— Begin —
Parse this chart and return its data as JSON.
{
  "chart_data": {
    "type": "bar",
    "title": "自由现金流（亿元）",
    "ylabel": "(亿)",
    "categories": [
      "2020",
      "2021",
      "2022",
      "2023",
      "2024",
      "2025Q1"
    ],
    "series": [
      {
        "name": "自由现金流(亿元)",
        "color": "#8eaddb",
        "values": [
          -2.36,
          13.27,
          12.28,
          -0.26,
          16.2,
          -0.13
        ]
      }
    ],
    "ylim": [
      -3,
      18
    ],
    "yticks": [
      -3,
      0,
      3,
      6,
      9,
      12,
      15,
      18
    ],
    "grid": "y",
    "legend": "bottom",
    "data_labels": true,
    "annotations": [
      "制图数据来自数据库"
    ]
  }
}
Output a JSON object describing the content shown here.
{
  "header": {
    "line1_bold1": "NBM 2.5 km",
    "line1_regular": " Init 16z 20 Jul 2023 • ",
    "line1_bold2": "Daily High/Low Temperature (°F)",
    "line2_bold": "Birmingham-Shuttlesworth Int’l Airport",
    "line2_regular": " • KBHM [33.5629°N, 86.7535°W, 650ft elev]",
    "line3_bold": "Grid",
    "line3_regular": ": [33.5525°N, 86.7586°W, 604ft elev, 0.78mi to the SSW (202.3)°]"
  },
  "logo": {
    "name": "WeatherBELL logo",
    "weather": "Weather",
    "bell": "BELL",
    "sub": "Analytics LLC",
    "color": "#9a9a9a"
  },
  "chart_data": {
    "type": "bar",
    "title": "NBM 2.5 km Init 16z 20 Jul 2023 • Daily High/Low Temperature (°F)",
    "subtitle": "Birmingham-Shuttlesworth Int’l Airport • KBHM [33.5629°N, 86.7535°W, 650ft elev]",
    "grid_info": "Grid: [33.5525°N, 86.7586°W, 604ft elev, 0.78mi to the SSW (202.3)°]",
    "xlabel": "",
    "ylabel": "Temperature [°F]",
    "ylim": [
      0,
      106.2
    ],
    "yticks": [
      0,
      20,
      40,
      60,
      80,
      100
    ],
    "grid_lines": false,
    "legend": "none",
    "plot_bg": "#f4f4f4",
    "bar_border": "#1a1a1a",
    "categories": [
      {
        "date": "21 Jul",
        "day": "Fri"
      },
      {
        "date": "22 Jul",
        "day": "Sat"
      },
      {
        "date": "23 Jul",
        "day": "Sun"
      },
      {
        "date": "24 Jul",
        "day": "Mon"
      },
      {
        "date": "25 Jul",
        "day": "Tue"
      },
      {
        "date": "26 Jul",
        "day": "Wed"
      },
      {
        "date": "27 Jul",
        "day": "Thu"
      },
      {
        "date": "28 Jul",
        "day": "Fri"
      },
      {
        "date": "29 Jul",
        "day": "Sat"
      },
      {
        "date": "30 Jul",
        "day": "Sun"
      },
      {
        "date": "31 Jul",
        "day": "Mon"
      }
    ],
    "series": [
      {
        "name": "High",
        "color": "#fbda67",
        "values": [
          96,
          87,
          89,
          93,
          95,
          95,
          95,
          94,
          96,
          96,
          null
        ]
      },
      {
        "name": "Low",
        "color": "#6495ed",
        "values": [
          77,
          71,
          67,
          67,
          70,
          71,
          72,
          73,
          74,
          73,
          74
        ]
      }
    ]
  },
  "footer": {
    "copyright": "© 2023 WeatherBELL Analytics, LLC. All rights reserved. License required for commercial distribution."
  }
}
— End —
• _THE PROBLEM_
Please copy out each record, character for character.

• _RESULT OF THIS EXERCISE_
Parse this chart and return its data as JSON.
{
  "chart_data": {
    "type": "bar",
    "title": "自由现金流（亿元）",
    "ylabel": "(亿)",
    "categories": [
      "2020",
      "2021",
      "2022",
      "2023",
      "2024",
      "2025Q1"
    ],
    "series": [
      {
        "name": "自由现金流(亿元)",
        "color": "#8eaddb",
        "values": [
          -2.36,
          13.27,
          12.28,
          -0.26,
          16.2,
          -0.13
        ]
      }
    ],
    "ylim": [
      -3,
      18
    ],
    "yticks": [
      -3,
      0,
      3,
      6,
      9,
      12,
      15,
      18
    ],
    "grid": "y",
    "legend": "bottom",
    "data_labels": true,
    "annotations": [
      "制图数据来自数据库"
    ]
  }
}
Output a JSON object describing the content shown here.
{
  "header": {
    "line1_bold1": "NBM 2.5 km",
    "line1_regular": " Init 16z 20 Jul 2023 • ",
    "line1_bold2": "Daily High/Low Temperature (°F)",
    "line2_bold": "Birmingham-Shuttlesworth Int’l Airport",
    "line2_regular": " • KBHM [33.5629°N, 86.7535°W, 650ft elev]",
    "line3_bold": "Grid",
    "line3_regular": ": [33.5525°N, 86.7586°W, 604ft elev, 0.78mi to the SSW (202.3)°]"
  },
  "logo": {
    "name": "WeatherBELL logo",
    "weather": "Weather",
    "bell": "BELL",
    "sub": "Analytics LLC",
    "color": "#9a9a9a"
  },
  "chart_data": {
    "type": "bar",
    "title": "NBM 2.5 km Init 16z 20 Jul 2023 • Daily High/Low Temperature (°F)",
    "subtitle": "Birmingham-Shuttlesworth Int’l Airport • KBHM [33.5629°N, 86.7535°W, 650ft elev]",
    "grid_info": "Grid: [33.5525°N, 86.7586°W, 604ft elev, 0.78mi to the SSW (202.3)°]",
    "xlabel": "",
    "ylabel": "Temperature [°F]",
    "ylim": [
      0,
      106.2
    ],
    "yticks": [
      0,
      20,
      40,
      60,
      80,
      100
    ],
    "grid_lines": false,
    "legend": "none",
    "plot_bg": "#f4f4f4",
    "bar_border": "#1a1a1a",
    "categories": [
      {
        "date": "21 Jul",
        "day": "Fri"
      },
      {
        "date": "22 Jul",
        "day": "Sat"
      },
      {
        "date": "23 Jul",
        "day": "Sun"
      },
      {
        "date": "24 Jul",
        "day": "Mon"
      },
      {
        "date": "25 Jul",
        "day": "Tue"
      },
      {
        "date": "26 Jul",
        "day": "Wed"
      },
      {
        "date": "27 Jul",
        "day": "Thu"
      },
      {
        "date": "28 Jul",
        "day": "Fri"
      },
      {
        "date": "29 Jul",
        "day": "Sat"
      },
      {
        "date": "30 Jul",
        "day": "Sun"
      },
      {
        "date": "31 Jul",
        "day": "Mon"
      }
    ],
    "series": [
      {
        "name": "High",
        "color": "#fbda67",
        "values": [
          96,
          87,
          89,
          93,
          95,
          95,
          95,
          94,
          96,
          96,
          null
        ]
      },
      {
        "name": "Low",
        "color": "#6495ed",
        "values": [
          77,
          71,
          67,
          67,
          70,
          71,
          72,
          73,
          74,
          73,
          74
        ]
      }
    ]
  },
  "footer": {
    "copyright": "© 2023 WeatherBELL Analytics, LLC. All rights reserved. License required for commercial distribution."
  }
}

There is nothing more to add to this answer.